§ **THE PROBLEM**: What is the number of lines containing the string "name"? Answer with the number only.

§ **Data listing**:
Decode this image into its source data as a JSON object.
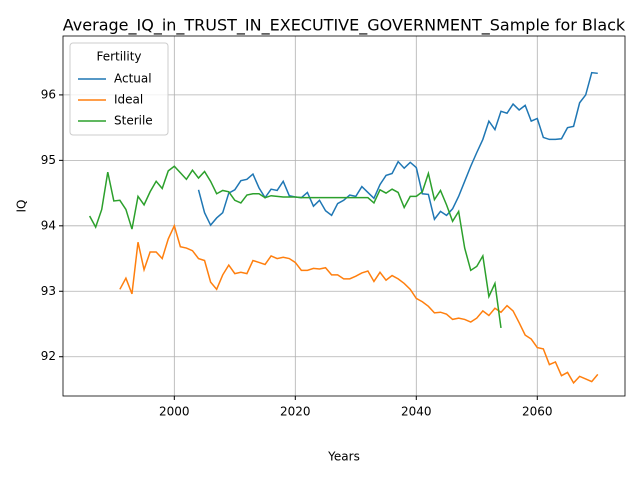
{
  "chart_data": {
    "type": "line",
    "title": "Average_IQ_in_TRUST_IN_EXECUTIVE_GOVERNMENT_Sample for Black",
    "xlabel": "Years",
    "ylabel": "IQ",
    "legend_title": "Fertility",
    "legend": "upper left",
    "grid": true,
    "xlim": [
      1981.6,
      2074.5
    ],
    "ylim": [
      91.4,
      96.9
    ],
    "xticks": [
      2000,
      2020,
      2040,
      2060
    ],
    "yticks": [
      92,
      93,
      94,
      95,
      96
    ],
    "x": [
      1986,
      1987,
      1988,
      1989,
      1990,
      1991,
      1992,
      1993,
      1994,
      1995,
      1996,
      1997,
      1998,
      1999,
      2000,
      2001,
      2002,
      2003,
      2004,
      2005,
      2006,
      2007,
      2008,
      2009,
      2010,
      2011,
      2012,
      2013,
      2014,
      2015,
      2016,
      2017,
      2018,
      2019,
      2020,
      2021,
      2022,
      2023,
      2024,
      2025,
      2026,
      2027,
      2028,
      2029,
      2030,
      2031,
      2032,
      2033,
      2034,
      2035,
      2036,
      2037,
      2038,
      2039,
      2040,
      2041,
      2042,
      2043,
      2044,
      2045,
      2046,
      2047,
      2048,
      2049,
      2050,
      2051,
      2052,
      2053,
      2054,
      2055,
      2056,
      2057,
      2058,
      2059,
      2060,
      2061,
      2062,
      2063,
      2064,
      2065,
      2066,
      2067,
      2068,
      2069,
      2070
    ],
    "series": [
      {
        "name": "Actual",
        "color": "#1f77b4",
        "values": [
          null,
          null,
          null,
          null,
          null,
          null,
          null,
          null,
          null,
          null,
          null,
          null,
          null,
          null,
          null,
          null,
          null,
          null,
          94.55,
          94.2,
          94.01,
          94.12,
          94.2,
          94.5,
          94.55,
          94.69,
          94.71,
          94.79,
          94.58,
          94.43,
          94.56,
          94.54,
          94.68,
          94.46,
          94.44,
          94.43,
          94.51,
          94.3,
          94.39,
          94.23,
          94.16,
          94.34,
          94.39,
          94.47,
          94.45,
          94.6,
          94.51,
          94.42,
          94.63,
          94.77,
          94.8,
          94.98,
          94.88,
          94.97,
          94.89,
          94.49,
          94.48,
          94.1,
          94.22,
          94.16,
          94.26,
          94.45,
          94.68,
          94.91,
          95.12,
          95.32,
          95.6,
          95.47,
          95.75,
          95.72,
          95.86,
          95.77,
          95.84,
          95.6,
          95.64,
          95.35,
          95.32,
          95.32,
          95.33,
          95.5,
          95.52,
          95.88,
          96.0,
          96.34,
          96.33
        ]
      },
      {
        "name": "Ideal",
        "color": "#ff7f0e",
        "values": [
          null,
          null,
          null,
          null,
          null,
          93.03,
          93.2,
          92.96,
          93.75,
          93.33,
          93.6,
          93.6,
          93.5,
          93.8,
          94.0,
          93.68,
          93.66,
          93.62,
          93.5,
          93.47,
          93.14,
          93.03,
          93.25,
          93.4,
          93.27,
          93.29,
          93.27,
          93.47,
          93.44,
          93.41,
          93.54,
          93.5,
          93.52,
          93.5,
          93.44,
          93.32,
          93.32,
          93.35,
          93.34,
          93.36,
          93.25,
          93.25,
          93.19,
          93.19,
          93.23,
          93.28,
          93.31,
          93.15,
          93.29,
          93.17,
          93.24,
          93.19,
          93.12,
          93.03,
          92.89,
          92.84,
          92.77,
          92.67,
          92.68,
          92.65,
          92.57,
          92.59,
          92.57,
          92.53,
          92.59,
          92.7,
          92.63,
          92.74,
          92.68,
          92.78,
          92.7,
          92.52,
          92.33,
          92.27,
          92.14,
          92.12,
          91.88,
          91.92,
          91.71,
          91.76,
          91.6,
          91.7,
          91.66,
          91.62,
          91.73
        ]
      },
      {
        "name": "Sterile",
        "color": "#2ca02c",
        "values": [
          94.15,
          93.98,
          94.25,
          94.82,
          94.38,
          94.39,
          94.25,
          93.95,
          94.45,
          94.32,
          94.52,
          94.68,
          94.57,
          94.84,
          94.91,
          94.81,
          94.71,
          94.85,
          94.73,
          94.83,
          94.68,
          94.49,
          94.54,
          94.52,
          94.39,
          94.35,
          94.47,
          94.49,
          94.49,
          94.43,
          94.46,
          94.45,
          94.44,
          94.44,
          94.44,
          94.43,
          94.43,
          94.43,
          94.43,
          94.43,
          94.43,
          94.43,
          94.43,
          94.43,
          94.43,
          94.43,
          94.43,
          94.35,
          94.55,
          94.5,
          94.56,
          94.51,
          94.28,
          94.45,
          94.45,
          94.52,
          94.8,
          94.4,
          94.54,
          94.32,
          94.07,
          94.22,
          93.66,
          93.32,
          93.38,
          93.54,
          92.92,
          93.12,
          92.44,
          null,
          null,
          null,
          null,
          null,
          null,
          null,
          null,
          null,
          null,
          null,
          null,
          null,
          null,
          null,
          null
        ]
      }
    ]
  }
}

§ **FINAL ANSWER**: 3